**Texto fornecido**
________
A deputada federal Erika Hilton, do PSOL-SP, declarou que sua identidade de gênero foi alterada para “masculino” em um visto diplomático concedido pelos Estados Unidos. Ela caracteriza essa situação como uma forma de “violência”, “desrespeito” e “abuso”. Este incidente não é único, pois anteriormente, a atriz trans Hunter Schafer, famosa pela série Euphoria, também relatou ter recebido um passaporte com a designação de gênero “masculino”. Schafer explicou em um vídeo nas redes sociais que precisou solicitar um novo passaporte após o roubo do original.
A atriz, que tem 26 anos, mencionou que desde sua adolescência, quando obteve sua carteira de motorista, sempre teve seus documentos com a indicação de “feminino”, e nunca enfrentou problemas nesse aspecto. Schafer expressou incertezas sobre o que teria mudado no processo de emissão dos documentos, mas acredita que a mudança é uma consequência da nova administração nos Estados Unidos. No primeiro dia de seu retorno à presidência, Donald Trump havia instruído que o governo federal reconhecesse apenas dois gêneros biologicamente distintos—masculino e feminino—e que as agências federais não subsidiassem “ideologias de gênero”. As diretrizes estabelecidas exigiam que o Departamento de Estado ajustasse suas políticas para emitir passaportes que representassem com precisão o sexo do portador, o que foi implementado rapidamente.
________
**Trechos de dados**
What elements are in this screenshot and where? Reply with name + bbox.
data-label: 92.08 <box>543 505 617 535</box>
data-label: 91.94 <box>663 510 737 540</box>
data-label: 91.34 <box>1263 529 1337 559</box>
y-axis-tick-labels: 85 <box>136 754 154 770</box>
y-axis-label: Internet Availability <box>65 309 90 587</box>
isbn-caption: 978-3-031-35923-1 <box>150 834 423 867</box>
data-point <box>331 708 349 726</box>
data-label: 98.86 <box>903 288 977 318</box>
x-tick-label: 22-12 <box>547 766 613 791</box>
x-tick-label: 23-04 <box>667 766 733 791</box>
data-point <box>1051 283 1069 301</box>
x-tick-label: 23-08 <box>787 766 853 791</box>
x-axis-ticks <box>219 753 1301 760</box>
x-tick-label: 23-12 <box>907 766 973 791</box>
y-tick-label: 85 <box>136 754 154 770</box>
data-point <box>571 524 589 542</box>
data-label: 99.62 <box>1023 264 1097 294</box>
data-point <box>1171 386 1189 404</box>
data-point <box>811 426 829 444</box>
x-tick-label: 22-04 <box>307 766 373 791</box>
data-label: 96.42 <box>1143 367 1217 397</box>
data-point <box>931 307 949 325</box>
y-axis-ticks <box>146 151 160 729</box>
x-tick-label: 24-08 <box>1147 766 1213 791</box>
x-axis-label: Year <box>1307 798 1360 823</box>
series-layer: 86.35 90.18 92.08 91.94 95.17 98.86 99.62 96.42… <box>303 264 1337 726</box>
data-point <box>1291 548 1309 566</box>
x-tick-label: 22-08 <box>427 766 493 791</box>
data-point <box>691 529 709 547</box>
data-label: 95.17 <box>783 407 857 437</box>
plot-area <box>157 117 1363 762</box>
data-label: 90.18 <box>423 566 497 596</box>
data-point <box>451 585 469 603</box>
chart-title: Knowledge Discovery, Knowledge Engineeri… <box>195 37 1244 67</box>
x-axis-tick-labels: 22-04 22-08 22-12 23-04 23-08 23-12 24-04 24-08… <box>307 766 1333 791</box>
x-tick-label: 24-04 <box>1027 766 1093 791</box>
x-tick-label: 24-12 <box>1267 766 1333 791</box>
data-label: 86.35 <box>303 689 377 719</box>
________
**Tarefa a realizar**
Reescreva o trecho do texto fornecido desde "A deputada federal" até "roubo do original.", inclusive, trocando "redes sociais" por "plataformas digitais". O material não tem nenhuma relação com o texto.

**Resposta do exercício**
A deputada federal Erika Hilton, do PSOL-SP, declarou que sua identidade de gênero foi alterada para “masculino” em um visto diplomático concedido pelos Estados Unidos. Ela caracteriza essa situação como uma forma de “violência”, “desrespeito” e “abuso”. Este incidente não é único, pois anteriormente, a atriz trans Hunter Schafer, famosa pela série Euphoria, também relatou ter recebido um passaporte com a designação de gênero “masculino”. Schafer explicou em um vídeo nas plataformas digitais que precisou solicitar um novo passaporte após o roubo do original.